◆ Exercise
Repeat, exactly and in full, the lines of the listing below, but without any pictures.
[Start Records for this task]
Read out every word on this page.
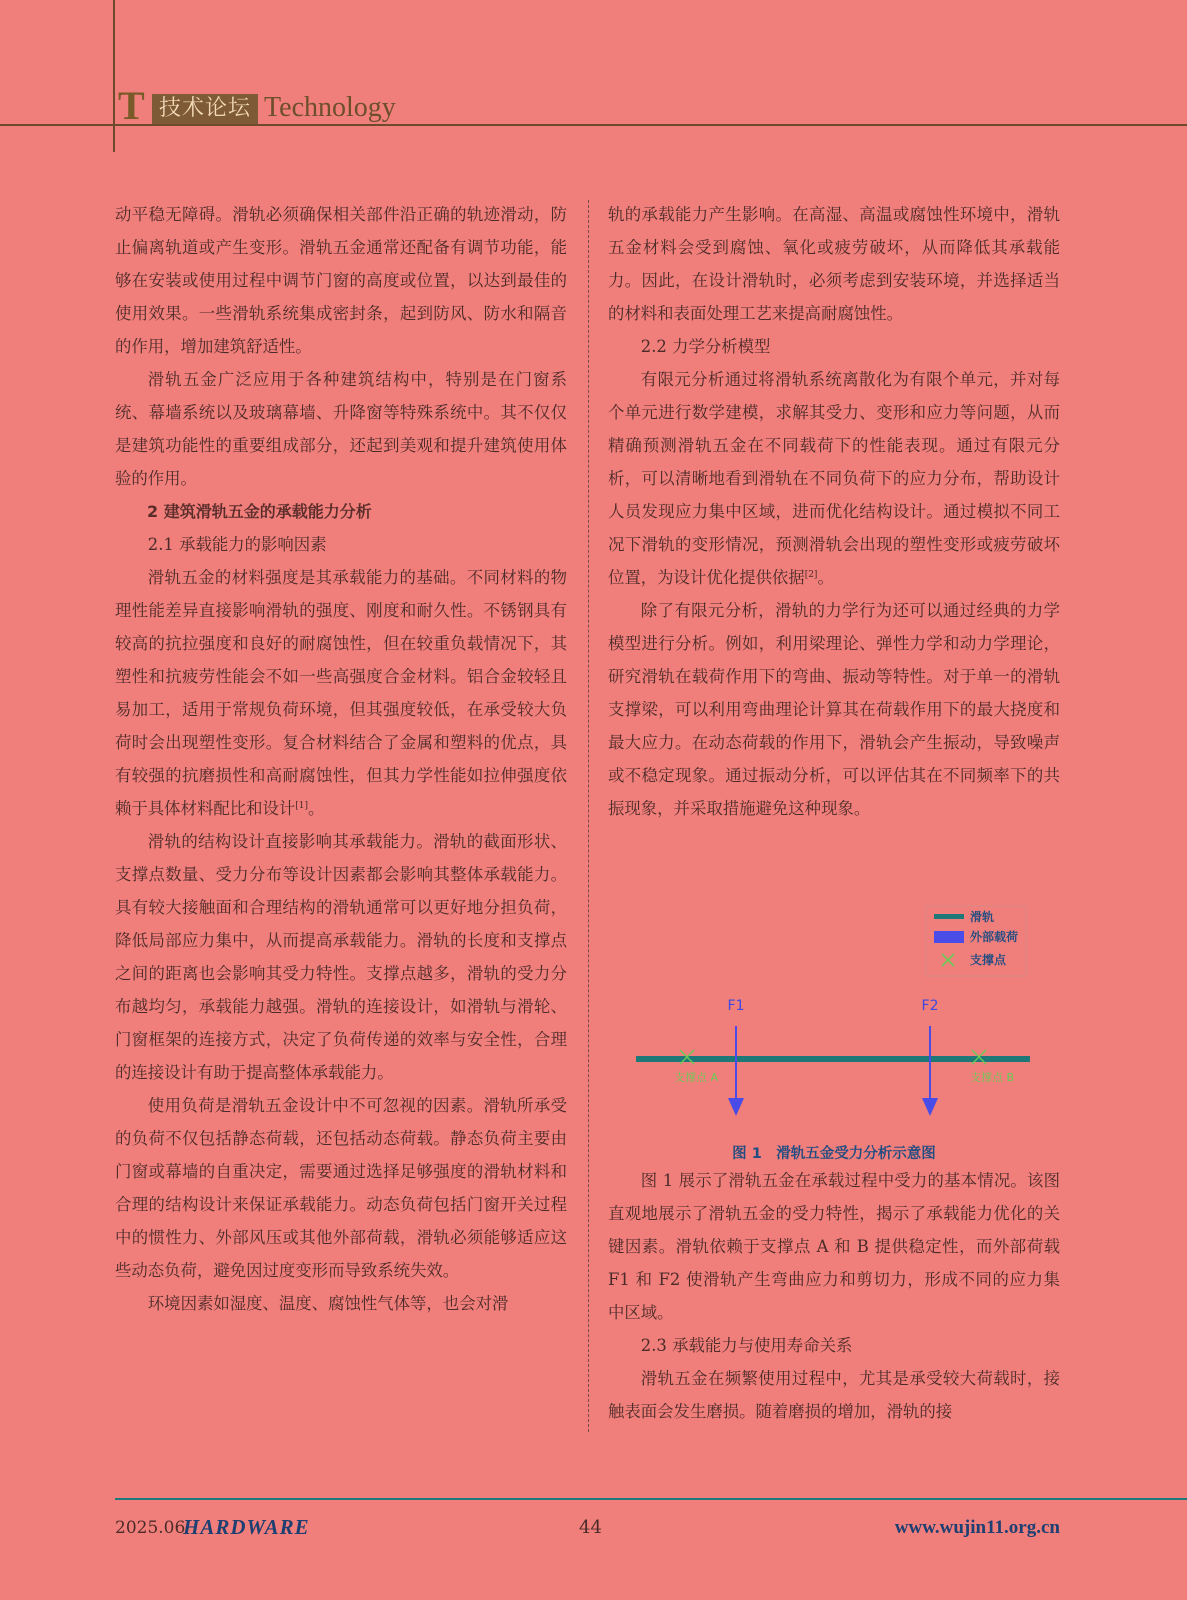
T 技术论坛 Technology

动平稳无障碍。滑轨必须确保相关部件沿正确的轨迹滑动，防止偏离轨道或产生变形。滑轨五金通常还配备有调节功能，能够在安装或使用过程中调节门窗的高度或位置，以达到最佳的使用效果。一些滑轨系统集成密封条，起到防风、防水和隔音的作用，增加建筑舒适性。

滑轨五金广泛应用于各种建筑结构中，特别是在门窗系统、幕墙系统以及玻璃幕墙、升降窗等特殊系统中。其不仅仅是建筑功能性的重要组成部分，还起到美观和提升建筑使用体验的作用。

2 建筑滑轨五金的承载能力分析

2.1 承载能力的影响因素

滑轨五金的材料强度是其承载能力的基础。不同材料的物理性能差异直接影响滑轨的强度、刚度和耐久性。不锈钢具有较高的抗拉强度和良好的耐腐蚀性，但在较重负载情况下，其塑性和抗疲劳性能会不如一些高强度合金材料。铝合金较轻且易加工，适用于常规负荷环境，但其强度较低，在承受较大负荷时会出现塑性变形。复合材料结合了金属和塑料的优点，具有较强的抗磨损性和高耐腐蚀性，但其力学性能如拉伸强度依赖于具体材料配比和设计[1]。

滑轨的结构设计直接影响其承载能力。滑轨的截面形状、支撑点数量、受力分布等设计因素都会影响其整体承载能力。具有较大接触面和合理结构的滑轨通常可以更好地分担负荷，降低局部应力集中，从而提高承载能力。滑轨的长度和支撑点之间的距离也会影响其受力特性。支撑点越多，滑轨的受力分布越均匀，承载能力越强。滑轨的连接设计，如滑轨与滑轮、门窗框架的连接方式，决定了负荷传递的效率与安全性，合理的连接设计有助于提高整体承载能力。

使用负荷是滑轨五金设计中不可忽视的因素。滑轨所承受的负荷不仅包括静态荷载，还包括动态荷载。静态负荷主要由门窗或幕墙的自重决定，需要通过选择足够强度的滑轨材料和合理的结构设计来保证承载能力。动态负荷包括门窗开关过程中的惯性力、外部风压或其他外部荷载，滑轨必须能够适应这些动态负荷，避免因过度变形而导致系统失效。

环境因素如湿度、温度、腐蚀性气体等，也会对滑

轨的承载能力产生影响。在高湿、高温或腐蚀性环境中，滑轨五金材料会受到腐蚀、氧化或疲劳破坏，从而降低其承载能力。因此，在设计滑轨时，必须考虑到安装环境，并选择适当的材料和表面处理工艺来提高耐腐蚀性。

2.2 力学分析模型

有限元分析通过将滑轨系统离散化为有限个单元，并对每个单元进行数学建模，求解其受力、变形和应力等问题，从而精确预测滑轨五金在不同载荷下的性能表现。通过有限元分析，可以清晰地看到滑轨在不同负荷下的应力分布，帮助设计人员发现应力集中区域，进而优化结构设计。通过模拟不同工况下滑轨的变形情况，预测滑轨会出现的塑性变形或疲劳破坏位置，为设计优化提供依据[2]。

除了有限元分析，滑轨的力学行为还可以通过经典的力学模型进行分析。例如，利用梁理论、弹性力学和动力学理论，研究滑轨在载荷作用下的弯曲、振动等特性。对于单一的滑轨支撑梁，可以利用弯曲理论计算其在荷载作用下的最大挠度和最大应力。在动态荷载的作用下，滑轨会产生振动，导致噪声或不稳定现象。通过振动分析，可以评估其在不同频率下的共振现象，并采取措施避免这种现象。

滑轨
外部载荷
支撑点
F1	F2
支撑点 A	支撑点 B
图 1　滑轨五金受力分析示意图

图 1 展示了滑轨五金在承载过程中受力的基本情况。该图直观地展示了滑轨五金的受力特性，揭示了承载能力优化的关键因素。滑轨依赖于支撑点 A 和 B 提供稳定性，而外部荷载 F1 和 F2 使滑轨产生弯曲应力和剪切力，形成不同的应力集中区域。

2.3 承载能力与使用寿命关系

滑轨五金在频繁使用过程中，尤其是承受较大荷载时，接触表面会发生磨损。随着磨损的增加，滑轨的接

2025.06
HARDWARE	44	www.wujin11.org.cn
[End Records for this task]
◆ Answer to this exercise
Read out every word on this page.
T 技术论坛 Technology

动平稳无障碍。滑轨必须确保相关部件沿正确的轨迹滑动，防止偏离轨道或产生变形。滑轨五金通常还配备有调节功能，能够在安装或使用过程中调节门窗的高度或位置，以达到最佳的使用效果。一些滑轨系统集成密封条，起到防风、防水和隔音的作用，增加建筑舒适性。

滑轨五金广泛应用于各种建筑结构中，特别是在门窗系统、幕墙系统以及玻璃幕墙、升降窗等特殊系统中。其不仅仅是建筑功能性的重要组成部分，还起到美观和提升建筑使用体验的作用。

2 建筑滑轨五金的承载能力分析

2.1 承载能力的影响因素

滑轨五金的材料强度是其承载能力的基础。不同材料的物理性能差异直接影响滑轨的强度、刚度和耐久性。不锈钢具有较高的抗拉强度和良好的耐腐蚀性，但在较重负载情况下，其塑性和抗疲劳性能会不如一些高强度合金材料。铝合金较轻且易加工，适用于常规负荷环境，但其强度较低，在承受较大负荷时会出现塑性变形。复合材料结合了金属和塑料的优点，具有较强的抗磨损性和高耐腐蚀性，但其力学性能如拉伸强度依赖于具体材料配比和设计[1]。

滑轨的结构设计直接影响其承载能力。滑轨的截面形状、支撑点数量、受力分布等设计因素都会影响其整体承载能力。具有较大接触面和合理结构的滑轨通常可以更好地分担负荷，降低局部应力集中，从而提高承载能力。滑轨的长度和支撑点之间的距离也会影响其受力特性。支撑点越多，滑轨的受力分布越均匀，承载能力越强。滑轨的连接设计，如滑轨与滑轮、门窗框架的连接方式，决定了负荷传递的效率与安全性，合理的连接设计有助于提高整体承载能力。

使用负荷是滑轨五金设计中不可忽视的因素。滑轨所承受的负荷不仅包括静态荷载，还包括动态荷载。静态负荷主要由门窗或幕墙的自重决定，需要通过选择足够强度的滑轨材料和合理的结构设计来保证承载能力。动态负荷包括门窗开关过程中的惯性力、外部风压或其他外部荷载，滑轨必须能够适应这些动态负荷，避免因过度变形而导致系统失效。

环境因素如湿度、温度、腐蚀性气体等，也会对滑

轨的承载能力产生影响。在高湿、高温或腐蚀性环境中，滑轨五金材料会受到腐蚀、氧化或疲劳破坏，从而降低其承载能力。因此，在设计滑轨时，必须考虑到安装环境，并选择适当的材料和表面处理工艺来提高耐腐蚀性。

2.2 力学分析模型

有限元分析通过将滑轨系统离散化为有限个单元，并对每个单元进行数学建模，求解其受力、变形和应力等问题，从而精确预测滑轨五金在不同载荷下的性能表现。通过有限元分析，可以清晰地看到滑轨在不同负荷下的应力分布，帮助设计人员发现应力集中区域，进而优化结构设计。通过模拟不同工况下滑轨的变形情况，预测滑轨会出现的塑性变形或疲劳破坏位置，为设计优化提供依据[2]。

除了有限元分析，滑轨的力学行为还可以通过经典的力学模型进行分析。例如，利用梁理论、弹性力学和动力学理论，研究滑轨在载荷作用下的弯曲、振动等特性。对于单一的滑轨支撑梁，可以利用弯曲理论计算其在荷载作用下的最大挠度和最大应力。在动态荷载的作用下，滑轨会产生振动，导致噪声或不稳定现象。通过振动分析，可以评估其在不同频率下的共振现象，并采取措施避免这种现象。

滑轨
外部载荷
支撑点
F1	F2
支撑点 A	支撑点 B
图 1　滑轨五金受力分析示意图

图 1 展示了滑轨五金在承载过程中受力的基本情况。该图直观地展示了滑轨五金的受力特性，揭示了承载能力优化的关键因素。滑轨依赖于支撑点 A 和 B 提供稳定性，而外部荷载 F1 和 F2 使滑轨产生弯曲应力和剪切力，形成不同的应力集中区域。

2.3 承载能力与使用寿命关系

滑轨五金在频繁使用过程中，尤其是承受较大荷载时，接触表面会发生磨损。随着磨损的增加，滑轨的接

2025.06
HARDWARE	44	www.wujin11.org.cn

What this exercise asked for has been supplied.